# Records for the exercise start

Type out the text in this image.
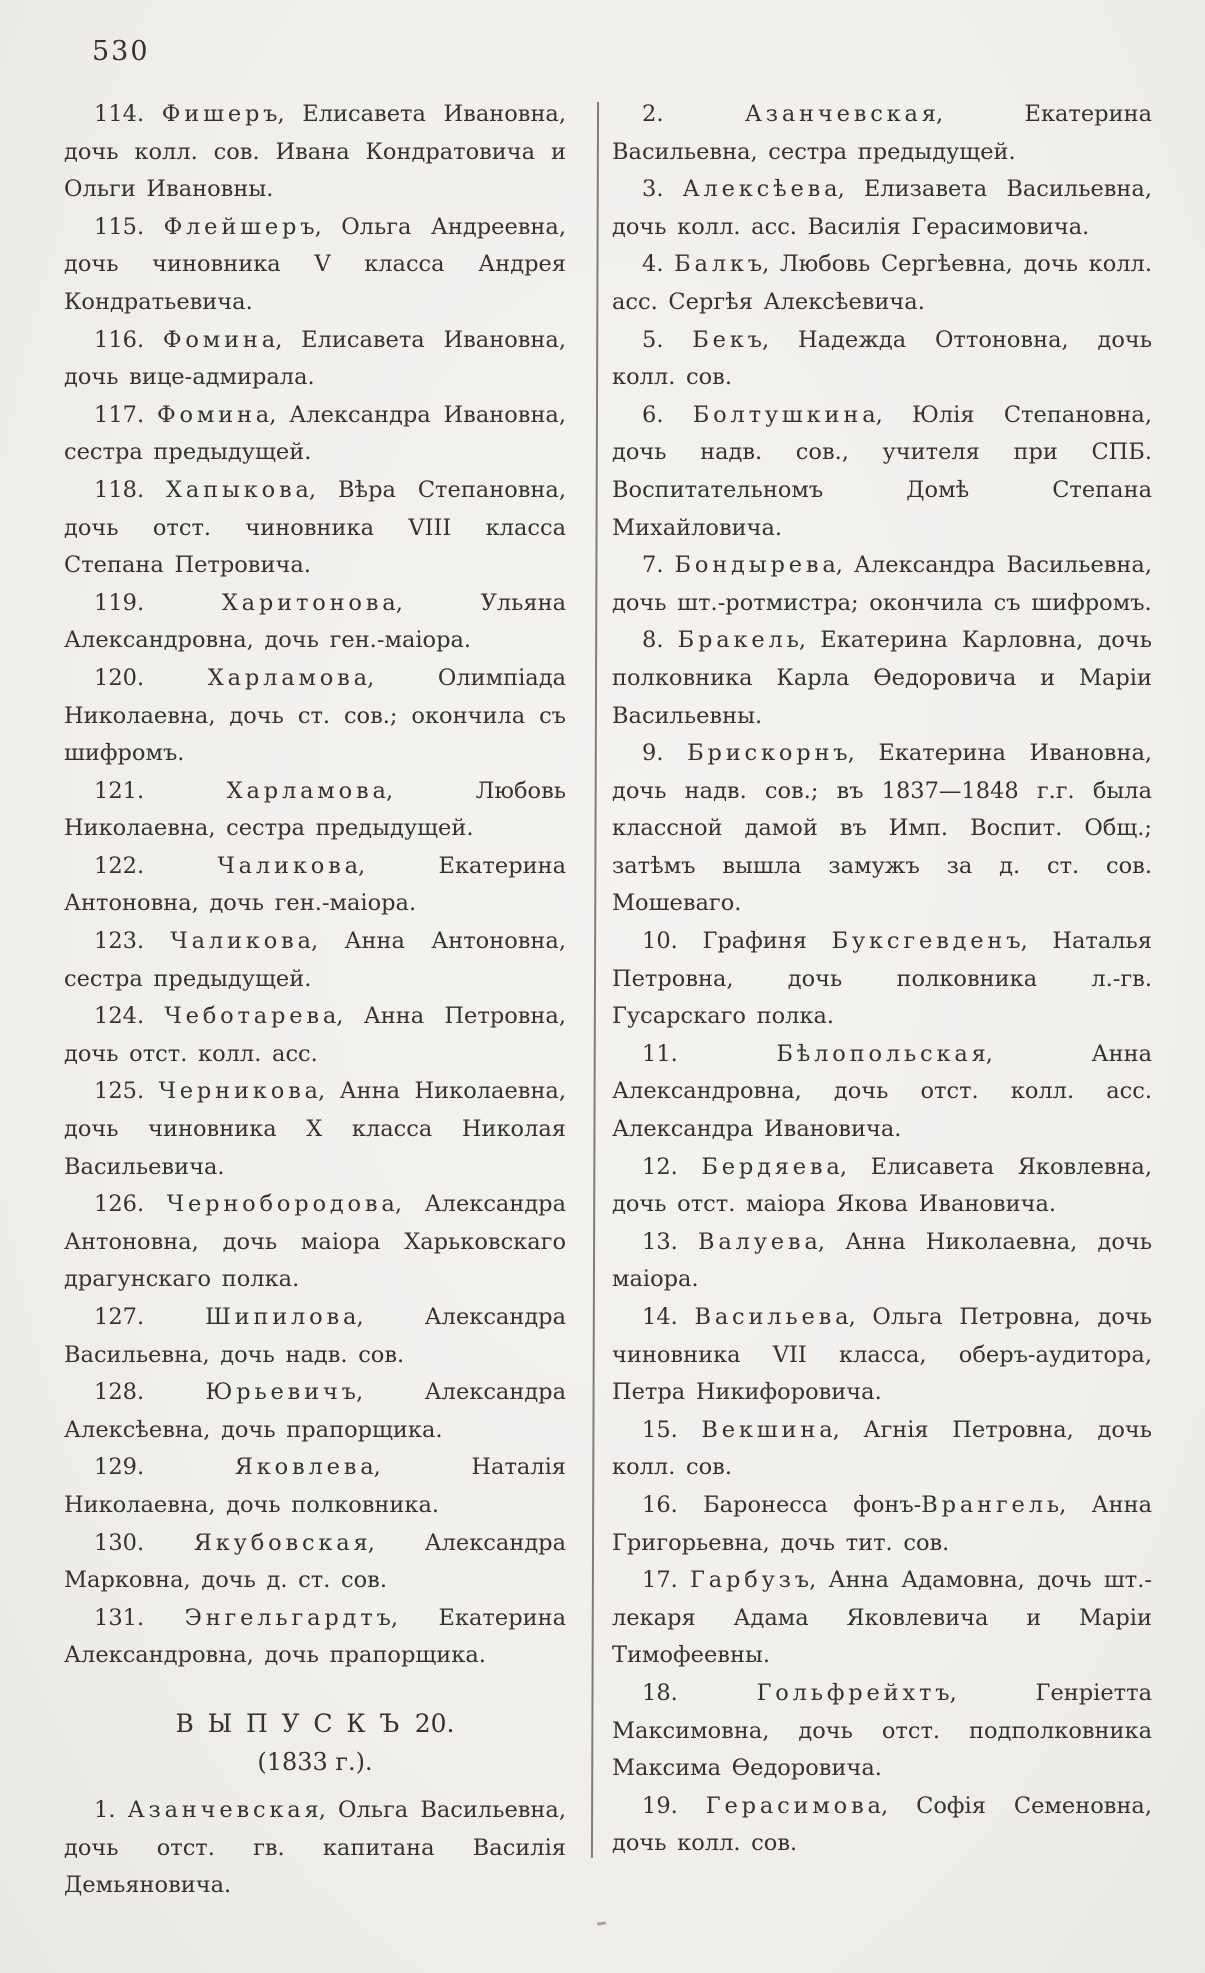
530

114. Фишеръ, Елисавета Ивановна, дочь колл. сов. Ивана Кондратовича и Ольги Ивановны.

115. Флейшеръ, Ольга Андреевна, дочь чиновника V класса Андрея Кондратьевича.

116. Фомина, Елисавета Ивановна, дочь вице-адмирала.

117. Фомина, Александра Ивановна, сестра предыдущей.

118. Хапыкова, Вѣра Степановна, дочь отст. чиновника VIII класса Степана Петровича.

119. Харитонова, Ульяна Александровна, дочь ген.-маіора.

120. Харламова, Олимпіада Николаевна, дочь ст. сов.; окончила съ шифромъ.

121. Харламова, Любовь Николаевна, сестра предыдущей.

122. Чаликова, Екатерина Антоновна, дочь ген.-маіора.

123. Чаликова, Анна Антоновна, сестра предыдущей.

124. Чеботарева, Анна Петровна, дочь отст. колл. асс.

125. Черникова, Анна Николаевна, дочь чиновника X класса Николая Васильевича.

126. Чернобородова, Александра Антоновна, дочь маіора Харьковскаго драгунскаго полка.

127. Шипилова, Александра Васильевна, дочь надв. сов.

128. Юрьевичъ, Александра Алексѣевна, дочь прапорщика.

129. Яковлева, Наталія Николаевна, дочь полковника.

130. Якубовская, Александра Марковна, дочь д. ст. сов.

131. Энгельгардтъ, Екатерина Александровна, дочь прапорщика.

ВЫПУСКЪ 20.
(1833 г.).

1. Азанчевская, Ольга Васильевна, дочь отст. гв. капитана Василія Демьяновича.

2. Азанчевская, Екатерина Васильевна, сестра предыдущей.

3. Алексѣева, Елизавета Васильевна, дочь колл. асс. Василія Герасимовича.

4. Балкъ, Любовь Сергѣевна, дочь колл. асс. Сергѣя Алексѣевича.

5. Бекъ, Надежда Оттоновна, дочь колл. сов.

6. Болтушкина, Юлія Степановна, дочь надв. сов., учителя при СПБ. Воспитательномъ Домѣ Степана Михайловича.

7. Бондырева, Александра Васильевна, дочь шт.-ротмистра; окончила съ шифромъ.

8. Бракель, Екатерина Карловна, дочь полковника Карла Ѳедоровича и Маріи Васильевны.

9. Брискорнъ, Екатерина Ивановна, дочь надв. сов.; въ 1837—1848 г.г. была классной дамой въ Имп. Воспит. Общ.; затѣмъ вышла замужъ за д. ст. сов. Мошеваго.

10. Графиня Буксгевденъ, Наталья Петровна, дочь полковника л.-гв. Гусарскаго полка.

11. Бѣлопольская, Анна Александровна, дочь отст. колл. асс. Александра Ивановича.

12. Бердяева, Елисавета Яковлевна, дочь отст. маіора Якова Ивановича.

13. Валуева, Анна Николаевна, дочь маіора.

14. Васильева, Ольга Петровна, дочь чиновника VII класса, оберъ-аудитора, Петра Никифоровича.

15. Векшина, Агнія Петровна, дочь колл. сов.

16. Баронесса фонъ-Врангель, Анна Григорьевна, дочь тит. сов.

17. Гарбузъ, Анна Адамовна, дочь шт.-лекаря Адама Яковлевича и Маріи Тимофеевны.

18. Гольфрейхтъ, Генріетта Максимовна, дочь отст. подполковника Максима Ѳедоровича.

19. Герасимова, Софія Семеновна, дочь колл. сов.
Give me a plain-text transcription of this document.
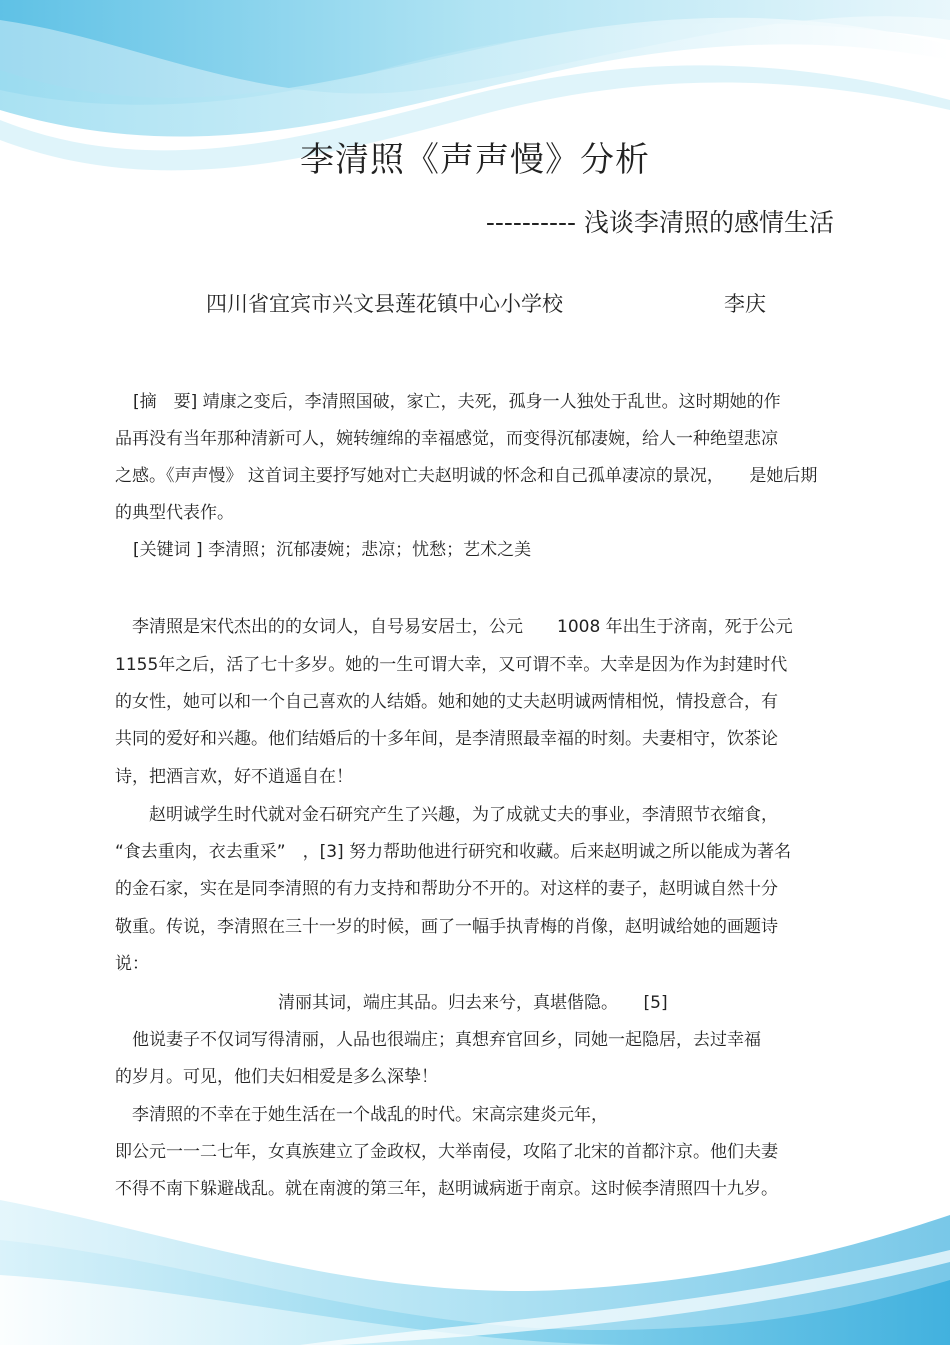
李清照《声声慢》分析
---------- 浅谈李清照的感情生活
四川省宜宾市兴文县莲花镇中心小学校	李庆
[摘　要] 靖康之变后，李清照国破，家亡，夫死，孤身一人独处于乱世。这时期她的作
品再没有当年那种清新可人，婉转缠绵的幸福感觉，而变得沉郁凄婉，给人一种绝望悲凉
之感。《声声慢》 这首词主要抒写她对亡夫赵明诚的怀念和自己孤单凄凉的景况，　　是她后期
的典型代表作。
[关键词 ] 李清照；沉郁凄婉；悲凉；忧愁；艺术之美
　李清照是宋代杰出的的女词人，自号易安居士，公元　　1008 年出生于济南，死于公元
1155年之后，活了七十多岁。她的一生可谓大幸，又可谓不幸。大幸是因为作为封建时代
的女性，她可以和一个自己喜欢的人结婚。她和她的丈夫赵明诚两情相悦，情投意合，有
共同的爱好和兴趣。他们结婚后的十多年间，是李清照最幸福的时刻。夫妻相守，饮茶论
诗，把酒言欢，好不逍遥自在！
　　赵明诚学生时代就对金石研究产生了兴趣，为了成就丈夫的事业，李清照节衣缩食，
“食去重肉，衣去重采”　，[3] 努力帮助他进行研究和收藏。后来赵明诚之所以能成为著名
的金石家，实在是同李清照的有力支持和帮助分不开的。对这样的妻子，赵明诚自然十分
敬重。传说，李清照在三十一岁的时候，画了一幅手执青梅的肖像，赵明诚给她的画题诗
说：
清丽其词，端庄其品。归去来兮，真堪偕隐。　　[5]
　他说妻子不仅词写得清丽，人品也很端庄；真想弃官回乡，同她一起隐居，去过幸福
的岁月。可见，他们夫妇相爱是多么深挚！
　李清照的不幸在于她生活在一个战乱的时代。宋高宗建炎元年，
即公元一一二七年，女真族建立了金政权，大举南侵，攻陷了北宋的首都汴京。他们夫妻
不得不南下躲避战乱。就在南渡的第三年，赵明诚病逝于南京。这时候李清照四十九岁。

# Records for the exercise end

> _Task directions_:
Go through the material and copy out every line with "Екатерина" in it.

> _Answer to the exercise_:
122. Чаликова, Екатерина Антоновна, дочь ген.-маіора.
131. Энгельгардтъ, Екатерина Александровна, дочь прапорщика.
2. Азанчевская, Екатерина Васильевна, сестра предыдущей.
8. Бракель, Екатерина Карловна, дочь полковника Карла Ѳедоровича и Маріи Васильевны.
9. Брискорнъ, Екатерина Ивановна, дочь надв. сов.; въ 1837—1848 г.г. была классной дамой въ Имп. Воспит. Общ.; затѣмъ вышла замужъ за д. ст. сов. Мошеваго.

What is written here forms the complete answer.